◆ Stated goal
Wherever the word "Diouf" turns up in a line of the entries, copy that line.

◆ Input
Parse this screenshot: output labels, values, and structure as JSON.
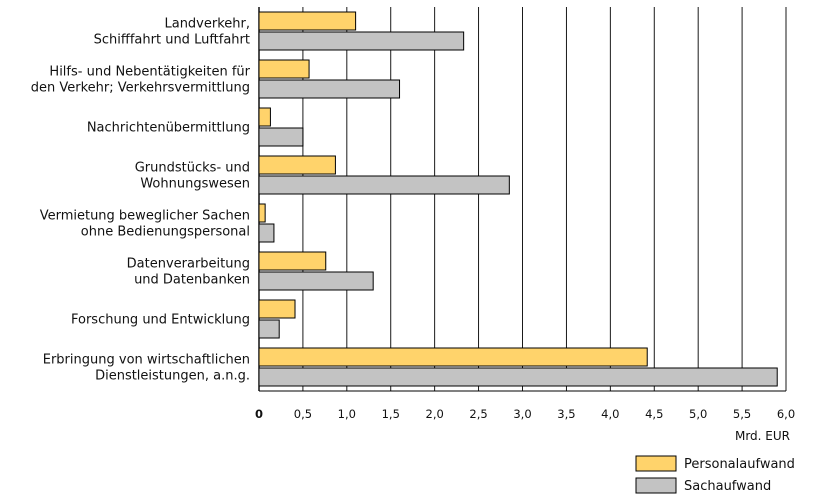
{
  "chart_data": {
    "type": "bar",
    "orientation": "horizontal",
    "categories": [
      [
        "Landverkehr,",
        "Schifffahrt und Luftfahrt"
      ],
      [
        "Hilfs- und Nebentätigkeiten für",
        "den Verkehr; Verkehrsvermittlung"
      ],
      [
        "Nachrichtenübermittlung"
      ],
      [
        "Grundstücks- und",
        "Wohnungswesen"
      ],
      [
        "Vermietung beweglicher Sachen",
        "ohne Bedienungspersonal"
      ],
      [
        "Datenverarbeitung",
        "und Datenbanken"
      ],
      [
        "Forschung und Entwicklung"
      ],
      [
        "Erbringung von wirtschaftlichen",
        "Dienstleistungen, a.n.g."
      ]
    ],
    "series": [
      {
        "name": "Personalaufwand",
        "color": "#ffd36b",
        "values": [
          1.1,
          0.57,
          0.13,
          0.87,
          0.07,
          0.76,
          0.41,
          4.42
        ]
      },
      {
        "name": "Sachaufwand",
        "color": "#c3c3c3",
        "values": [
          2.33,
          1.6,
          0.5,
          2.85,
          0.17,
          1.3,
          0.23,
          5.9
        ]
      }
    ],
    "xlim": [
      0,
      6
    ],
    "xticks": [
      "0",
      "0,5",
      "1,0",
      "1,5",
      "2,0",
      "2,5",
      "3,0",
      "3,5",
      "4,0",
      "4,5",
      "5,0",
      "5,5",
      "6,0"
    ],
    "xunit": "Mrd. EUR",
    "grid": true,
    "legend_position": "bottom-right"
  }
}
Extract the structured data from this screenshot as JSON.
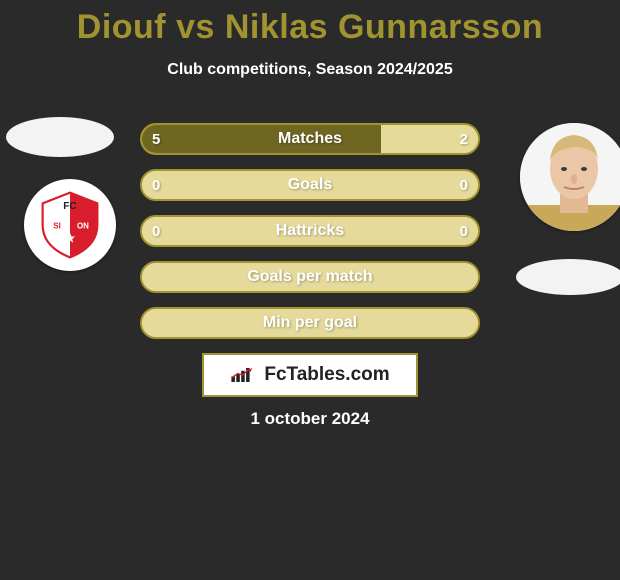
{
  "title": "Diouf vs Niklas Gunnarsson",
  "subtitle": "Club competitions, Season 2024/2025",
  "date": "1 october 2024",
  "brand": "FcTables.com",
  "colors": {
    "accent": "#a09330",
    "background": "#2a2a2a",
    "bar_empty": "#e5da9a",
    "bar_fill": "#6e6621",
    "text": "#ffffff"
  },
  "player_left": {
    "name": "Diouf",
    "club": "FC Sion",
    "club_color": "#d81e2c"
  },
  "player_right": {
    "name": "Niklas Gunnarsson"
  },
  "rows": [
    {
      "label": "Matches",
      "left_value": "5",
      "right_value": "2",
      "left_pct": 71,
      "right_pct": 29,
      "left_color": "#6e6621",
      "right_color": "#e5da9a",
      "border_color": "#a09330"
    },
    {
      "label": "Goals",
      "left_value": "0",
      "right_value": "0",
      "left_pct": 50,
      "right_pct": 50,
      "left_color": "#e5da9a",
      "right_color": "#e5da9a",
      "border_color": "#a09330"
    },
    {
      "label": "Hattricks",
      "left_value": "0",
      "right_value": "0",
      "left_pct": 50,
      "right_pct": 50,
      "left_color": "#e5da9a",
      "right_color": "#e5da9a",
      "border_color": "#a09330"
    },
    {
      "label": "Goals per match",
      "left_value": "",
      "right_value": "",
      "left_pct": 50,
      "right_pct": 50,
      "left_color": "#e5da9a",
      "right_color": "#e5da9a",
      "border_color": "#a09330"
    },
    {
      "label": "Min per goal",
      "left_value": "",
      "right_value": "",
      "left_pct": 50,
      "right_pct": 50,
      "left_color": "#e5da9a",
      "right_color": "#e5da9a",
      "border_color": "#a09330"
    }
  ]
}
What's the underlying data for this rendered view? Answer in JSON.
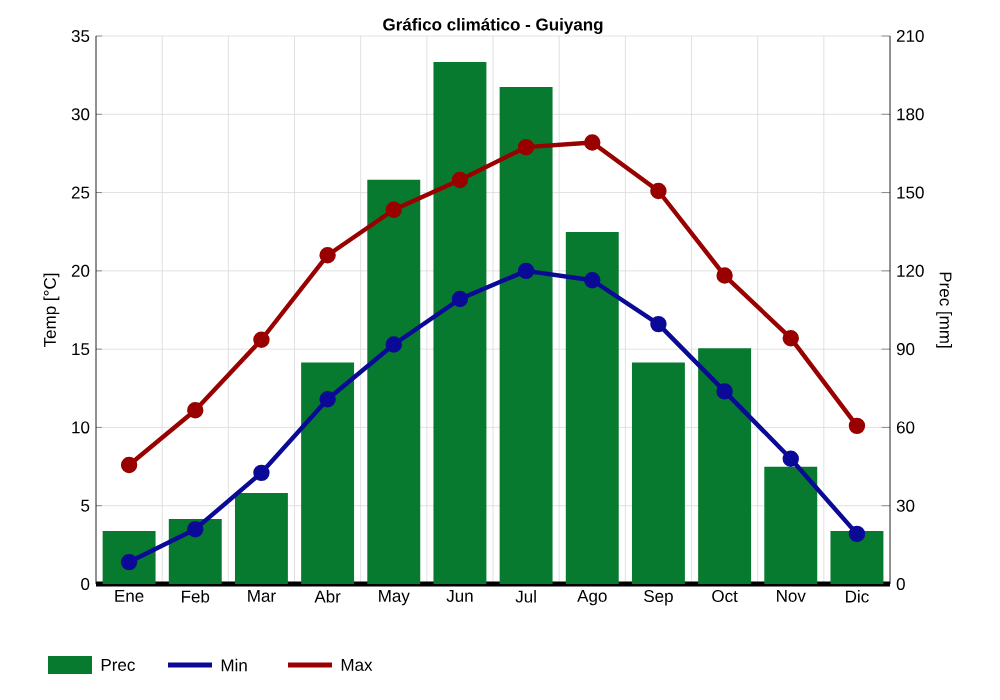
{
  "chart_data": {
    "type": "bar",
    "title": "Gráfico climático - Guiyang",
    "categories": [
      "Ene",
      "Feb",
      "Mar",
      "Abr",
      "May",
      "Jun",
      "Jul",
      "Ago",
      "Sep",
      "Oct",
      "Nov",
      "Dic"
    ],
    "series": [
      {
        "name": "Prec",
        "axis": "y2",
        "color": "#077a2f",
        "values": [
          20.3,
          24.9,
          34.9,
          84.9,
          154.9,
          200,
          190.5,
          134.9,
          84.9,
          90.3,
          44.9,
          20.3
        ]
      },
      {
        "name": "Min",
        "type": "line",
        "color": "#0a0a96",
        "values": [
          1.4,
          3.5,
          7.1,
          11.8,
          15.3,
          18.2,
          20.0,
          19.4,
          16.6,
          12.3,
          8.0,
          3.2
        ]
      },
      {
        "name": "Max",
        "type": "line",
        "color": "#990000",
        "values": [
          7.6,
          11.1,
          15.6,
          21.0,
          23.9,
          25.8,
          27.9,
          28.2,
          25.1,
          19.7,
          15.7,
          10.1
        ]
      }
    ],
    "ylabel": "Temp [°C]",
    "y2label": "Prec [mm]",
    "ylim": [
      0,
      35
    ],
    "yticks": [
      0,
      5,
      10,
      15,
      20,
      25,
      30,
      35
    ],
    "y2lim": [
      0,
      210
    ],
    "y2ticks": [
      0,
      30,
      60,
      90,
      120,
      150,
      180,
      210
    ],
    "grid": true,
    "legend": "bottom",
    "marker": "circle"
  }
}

◆ Output below
  "title": "Diouf vs Niklas Gunnarsson",
    "name": "Diouf",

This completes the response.